Instructions to follow: Reproduce the records exactly.
══════════════════════════════
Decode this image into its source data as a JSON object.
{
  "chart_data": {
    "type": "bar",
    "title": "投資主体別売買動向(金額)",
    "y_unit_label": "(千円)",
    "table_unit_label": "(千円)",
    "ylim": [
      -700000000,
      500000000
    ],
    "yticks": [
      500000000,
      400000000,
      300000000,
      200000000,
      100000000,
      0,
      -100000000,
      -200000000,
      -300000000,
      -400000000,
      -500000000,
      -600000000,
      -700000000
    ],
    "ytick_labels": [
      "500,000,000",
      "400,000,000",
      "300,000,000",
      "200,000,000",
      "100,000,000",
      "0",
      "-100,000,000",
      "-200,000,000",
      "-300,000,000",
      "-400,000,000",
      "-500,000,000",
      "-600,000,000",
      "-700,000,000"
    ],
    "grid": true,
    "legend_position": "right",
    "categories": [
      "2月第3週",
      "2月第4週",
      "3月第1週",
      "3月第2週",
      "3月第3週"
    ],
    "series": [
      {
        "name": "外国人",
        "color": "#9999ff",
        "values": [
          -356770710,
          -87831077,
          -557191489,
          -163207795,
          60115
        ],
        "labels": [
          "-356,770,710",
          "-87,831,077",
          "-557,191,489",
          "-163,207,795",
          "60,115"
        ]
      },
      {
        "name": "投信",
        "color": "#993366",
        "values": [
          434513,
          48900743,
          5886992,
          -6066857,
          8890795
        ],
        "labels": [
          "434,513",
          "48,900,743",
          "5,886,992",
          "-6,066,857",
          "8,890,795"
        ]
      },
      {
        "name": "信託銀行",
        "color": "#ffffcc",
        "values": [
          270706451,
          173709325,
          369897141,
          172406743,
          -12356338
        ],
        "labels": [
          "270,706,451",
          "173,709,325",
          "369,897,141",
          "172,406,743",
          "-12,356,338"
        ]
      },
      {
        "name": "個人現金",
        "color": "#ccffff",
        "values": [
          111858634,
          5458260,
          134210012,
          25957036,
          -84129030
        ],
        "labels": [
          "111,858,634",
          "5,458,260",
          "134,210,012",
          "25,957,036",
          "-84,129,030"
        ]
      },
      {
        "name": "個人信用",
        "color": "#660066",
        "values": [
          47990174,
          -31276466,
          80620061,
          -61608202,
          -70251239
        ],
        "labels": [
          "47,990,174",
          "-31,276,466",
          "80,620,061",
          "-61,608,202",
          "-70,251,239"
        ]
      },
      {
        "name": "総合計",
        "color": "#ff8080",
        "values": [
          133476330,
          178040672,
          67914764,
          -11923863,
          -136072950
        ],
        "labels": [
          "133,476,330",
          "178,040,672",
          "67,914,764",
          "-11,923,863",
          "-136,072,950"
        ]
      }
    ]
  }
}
══════════════════════════════
Solution below:
Decode this image into its source data as a JSON object.
{
  "chart_data": {
    "type": "bar",
    "title": "投資主体別売買動向(金額)",
    "y_unit_label": "(千円)",
    "table_unit_label": "(千円)",
    "ylim": [
      -700000000,
      500000000
    ],
    "yticks": [
      500000000,
      400000000,
      300000000,
      200000000,
      100000000,
      0,
      -100000000,
      -200000000,
      -300000000,
      -400000000,
      -500000000,
      -600000000,
      -700000000
    ],
    "ytick_labels": [
      "500,000,000",
      "400,000,000",
      "300,000,000",
      "200,000,000",
      "100,000,000",
      "0",
      "-100,000,000",
      "-200,000,000",
      "-300,000,000",
      "-400,000,000",
      "-500,000,000",
      "-600,000,000",
      "-700,000,000"
    ],
    "grid": true,
    "legend_position": "right",
    "categories": [
      "2月第3週",
      "2月第4週",
      "3月第1週",
      "3月第2週",
      "3月第3週"
    ],
    "series": [
      {
        "name": "外国人",
        "color": "#9999ff",
        "values": [
          -356770710,
          -87831077,
          -557191489,
          -163207795,
          60115
        ],
        "labels": [
          "-356,770,710",
          "-87,831,077",
          "-557,191,489",
          "-163,207,795",
          "60,115"
        ]
      },
      {
        "name": "投信",
        "color": "#993366",
        "values": [
          434513,
          48900743,
          5886992,
          -6066857,
          8890795
        ],
        "labels": [
          "434,513",
          "48,900,743",
          "5,886,992",
          "-6,066,857",
          "8,890,795"
        ]
      },
      {
        "name": "信託銀行",
        "color": "#ffffcc",
        "values": [
          270706451,
          173709325,
          369897141,
          172406743,
          -12356338
        ],
        "labels": [
          "270,706,451",
          "173,709,325",
          "369,897,141",
          "172,406,743",
          "-12,356,338"
        ]
      },
      {
        "name": "個人現金",
        "color": "#ccffff",
        "values": [
          111858634,
          5458260,
          134210012,
          25957036,
          -84129030
        ],
        "labels": [
          "111,858,634",
          "5,458,260",
          "134,210,012",
          "25,957,036",
          "-84,129,030"
        ]
      },
      {
        "name": "個人信用",
        "color": "#660066",
        "values": [
          47990174,
          -31276466,
          80620061,
          -61608202,
          -70251239
        ],
        "labels": [
          "47,990,174",
          "-31,276,466",
          "80,620,061",
          "-61,608,202",
          "-70,251,239"
        ]
      },
      {
        "name": "総合計",
        "color": "#ff8080",
        "values": [
          133476330,
          178040672,
          67914764,
          -11923863,
          -136072950
        ],
        "labels": [
          "133,476,330",
          "178,040,672",
          "67,914,764",
          "-11,923,863",
          "-136,072,950"
        ]
      }
    ]
  }
}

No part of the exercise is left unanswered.